● **Given problem**: Answer with a number only: how many lines of the data contain "email"?

● **Extracted material**:
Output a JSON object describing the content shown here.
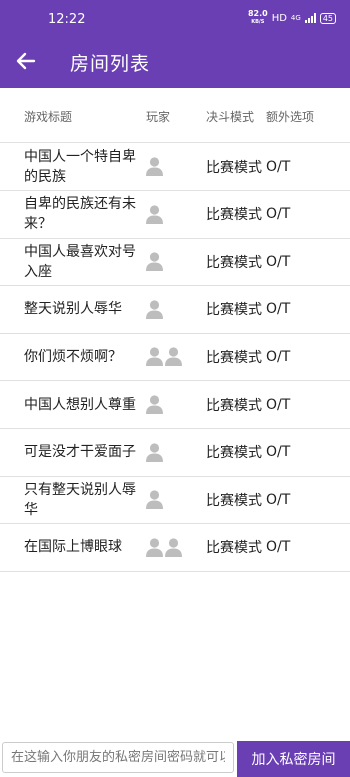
{
  "status": {
    "time": "12:22",
    "speed_value": "82.0",
    "speed_unit": "KB/S",
    "network": "HD",
    "signal": "4G",
    "battery": "45"
  },
  "app_bar": {
    "title": "房间列表",
    "back_icon": "arrow-left-icon"
  },
  "table": {
    "headers": {
      "title": "游戏标题",
      "players": "玩家",
      "mode": "决斗模式",
      "extra": "额外选项"
    },
    "rows": [
      {
        "title": "中国人一个特自卑的民族",
        "players": 1,
        "mode": "比赛模式",
        "extra": "O/T"
      },
      {
        "title": "自卑的民族还有未来？",
        "players": 1,
        "mode": "比赛模式",
        "extra": "O/T"
      },
      {
        "title": "中国人最喜欢对号入座",
        "players": 1,
        "mode": "比赛模式",
        "extra": "O/T"
      },
      {
        "title": "整天说别人辱华",
        "players": 1,
        "mode": "比赛模式",
        "extra": "O/T"
      },
      {
        "title": "你们烦不烦啊？",
        "players": 2,
        "mode": "比赛模式",
        "extra": "O/T"
      },
      {
        "title": "中国人想别人尊重",
        "players": 1,
        "mode": "比赛模式",
        "extra": "O/T"
      },
      {
        "title": "可是没才干爱面子",
        "players": 1,
        "mode": "比赛模式",
        "extra": "O/T"
      },
      {
        "title": "只有整天说别人辱华",
        "players": 1,
        "mode": "比赛模式",
        "extra": "O/T"
      },
      {
        "title": "在国际上博眼球",
        "players": 2,
        "mode": "比赛模式",
        "extra": "O/T"
      }
    ]
  },
  "bottom": {
    "input_placeholder": "在这输入你朋友的私密房间密码就可以",
    "join_label": "加入私密房间"
  },
  "colors": {
    "primary": "#6a3fb4",
    "person_icon": "#bdbdbd"
  }
}
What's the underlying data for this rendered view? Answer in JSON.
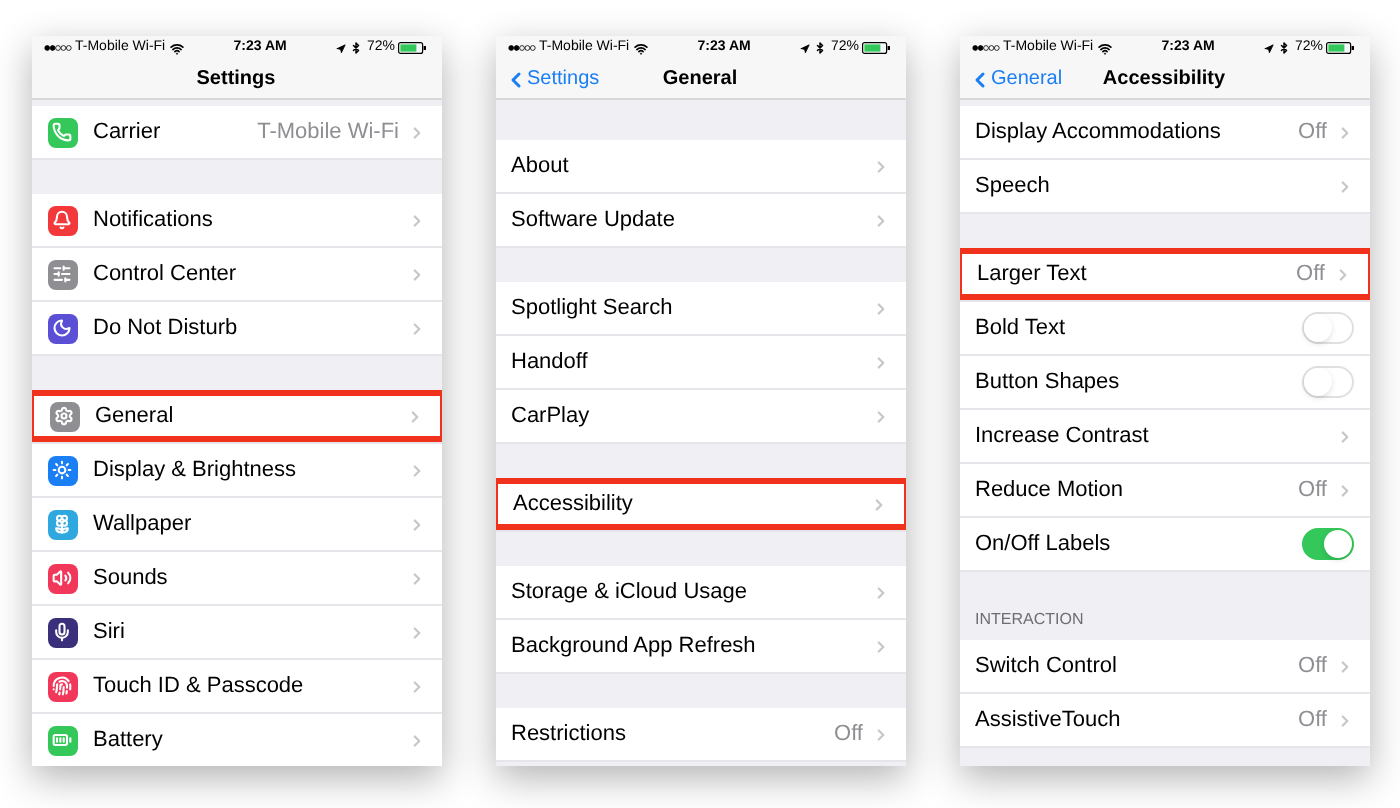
{
  "screens": [
    {
      "status": {
        "carrier": "T-Mobile Wi-Fi",
        "time": "7:23 AM",
        "battery": "72%"
      },
      "nav": {
        "title": "Settings"
      },
      "items": [
        {
          "kind": "row",
          "label": "Carrier",
          "value": "T-Mobile Wi-Fi",
          "highlighted": false,
          "color": "#34c759"
        },
        {
          "kind": "gap"
        },
        {
          "kind": "row",
          "label": "Notifications",
          "highlighted": false,
          "color": "#f2383a"
        },
        {
          "kind": "row",
          "label": "Control Center",
          "highlighted": false,
          "color": "#8e8e93"
        },
        {
          "kind": "row",
          "label": "Do Not Disturb",
          "highlighted": false,
          "color": "#5b4fd6"
        },
        {
          "kind": "gap"
        },
        {
          "kind": "row",
          "label": "General",
          "highlighted": true,
          "color": "#8e8e93"
        },
        {
          "kind": "row",
          "label": "Display & Brightness",
          "highlighted": false,
          "color": "#1a7ef5"
        },
        {
          "kind": "row",
          "label": "Wallpaper",
          "highlighted": false,
          "color": "#2fa8e0"
        },
        {
          "kind": "row",
          "label": "Sounds",
          "highlighted": false,
          "color": "#f2385a"
        },
        {
          "kind": "row",
          "label": "Siri",
          "highlighted": false,
          "color": "#3a2f7a"
        },
        {
          "kind": "row",
          "label": "Touch ID & Passcode",
          "highlighted": false,
          "color": "#f2385a"
        },
        {
          "kind": "row",
          "label": "Battery",
          "highlighted": false,
          "color": "#34c759"
        }
      ]
    },
    {
      "status": {
        "carrier": "T-Mobile Wi-Fi",
        "time": "7:23 AM",
        "battery": "72%"
      },
      "nav": {
        "back": "Settings",
        "title": "General"
      },
      "items": [
        {
          "kind": "gap"
        },
        {
          "kind": "row",
          "label": "About",
          "highlighted": false
        },
        {
          "kind": "row",
          "label": "Software Update",
          "highlighted": false
        },
        {
          "kind": "gap"
        },
        {
          "kind": "row",
          "label": "Spotlight Search",
          "highlighted": false
        },
        {
          "kind": "row",
          "label": "Handoff",
          "highlighted": false
        },
        {
          "kind": "row",
          "label": "CarPlay",
          "highlighted": false
        },
        {
          "kind": "gap"
        },
        {
          "kind": "row",
          "label": "Accessibility",
          "highlighted": true
        },
        {
          "kind": "gap"
        },
        {
          "kind": "row",
          "label": "Storage & iCloud Usage",
          "highlighted": false
        },
        {
          "kind": "row",
          "label": "Background App Refresh",
          "highlighted": false
        },
        {
          "kind": "gap"
        },
        {
          "kind": "row",
          "label": "Restrictions",
          "value": "Off",
          "highlighted": false
        }
      ]
    },
    {
      "status": {
        "carrier": "T-Mobile Wi-Fi",
        "time": "7:23 AM",
        "battery": "72%"
      },
      "nav": {
        "back": "General",
        "title": "Accessibility"
      },
      "items": [
        {
          "kind": "row",
          "label": "Display Accommodations",
          "value": "Off",
          "highlighted": false
        },
        {
          "kind": "row",
          "label": "Speech",
          "highlighted": false
        },
        {
          "kind": "gap"
        },
        {
          "kind": "row",
          "label": "Larger Text",
          "value": "Off",
          "highlighted": true
        },
        {
          "kind": "toggle",
          "label": "Bold Text",
          "on": false
        },
        {
          "kind": "toggle",
          "label": "Button Shapes",
          "on": false
        },
        {
          "kind": "row",
          "label": "Increase Contrast",
          "highlighted": false
        },
        {
          "kind": "row",
          "label": "Reduce Motion",
          "value": "Off",
          "highlighted": false
        },
        {
          "kind": "toggle",
          "label": "On/Off Labels",
          "on": true
        },
        {
          "kind": "header",
          "label": "INTERACTION"
        },
        {
          "kind": "row",
          "label": "Switch Control",
          "value": "Off",
          "highlighted": false
        },
        {
          "kind": "row",
          "label": "AssistiveTouch",
          "value": "Off",
          "highlighted": false
        }
      ]
    }
  ]
}
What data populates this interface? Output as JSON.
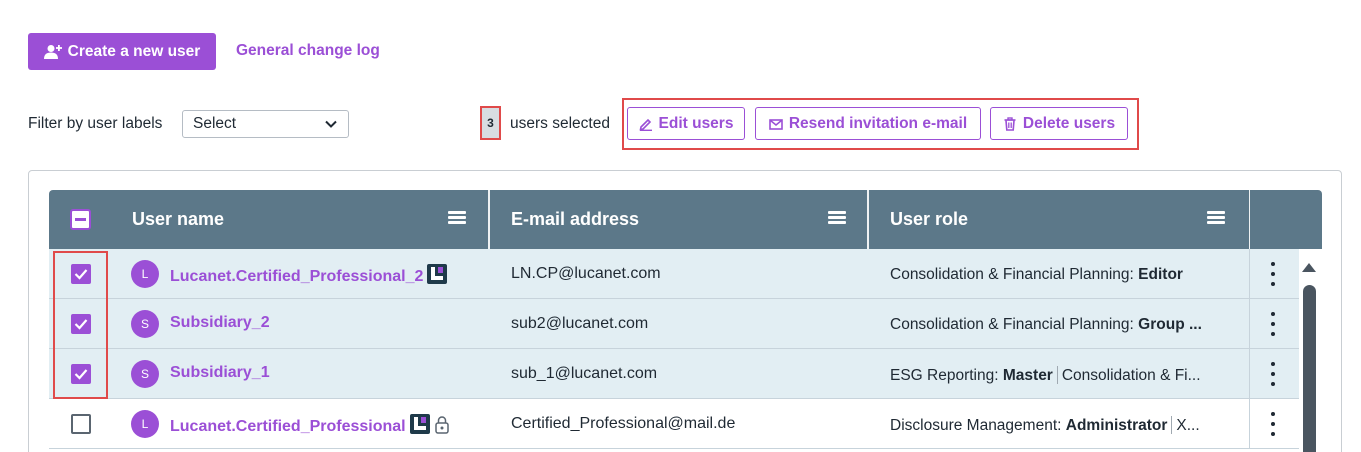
{
  "toolbar": {
    "create_label": "Create a new user",
    "changelog_label": "General change log"
  },
  "filter": {
    "label": "Filter by user labels",
    "select_value": "Select"
  },
  "selection": {
    "count": "3",
    "label": "users selected",
    "edit_label": "Edit users",
    "resend_label": "Resend invitation e-mail",
    "delete_label": "Delete users"
  },
  "table": {
    "columns": [
      "User name",
      "E-mail address",
      "User role"
    ],
    "rows": [
      {
        "avatar": "L",
        "name": "Lucanet.Certified_Professional_2",
        "email": "LN.CP@lucanet.com",
        "role_area": "Consolidation & Financial Planning:",
        "role_level": "Editor",
        "role_more": "",
        "role_more_level": "",
        "checked": true
      },
      {
        "avatar": "S",
        "name": "Subsidiary_2",
        "email": "sub2@lucanet.com",
        "role_area": "Consolidation & Financial Planning:",
        "role_level": "Group ...",
        "role_more": "",
        "role_more_level": "",
        "checked": true
      },
      {
        "avatar": "S",
        "name": "Subsidiary_1",
        "email": "sub_1@lucanet.com",
        "role_area": "ESG Reporting:",
        "role_level": "Master",
        "role_more": "Consolidation & Fi...",
        "role_more_level": "",
        "checked": true
      },
      {
        "avatar": "L",
        "name": "Lucanet.Certified_Professional",
        "email": "Certified_Professional@mail.de",
        "role_area": "Disclosure Management:",
        "role_level": "Administrator",
        "role_more": "X...",
        "role_more_level": "",
        "checked": false
      }
    ]
  },
  "colors": {
    "accent": "#9b4fd6",
    "header": "#5c7889",
    "selected_row": "#e2eef3",
    "highlight": "#e04a4a"
  }
}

● **Finished exercise**: 4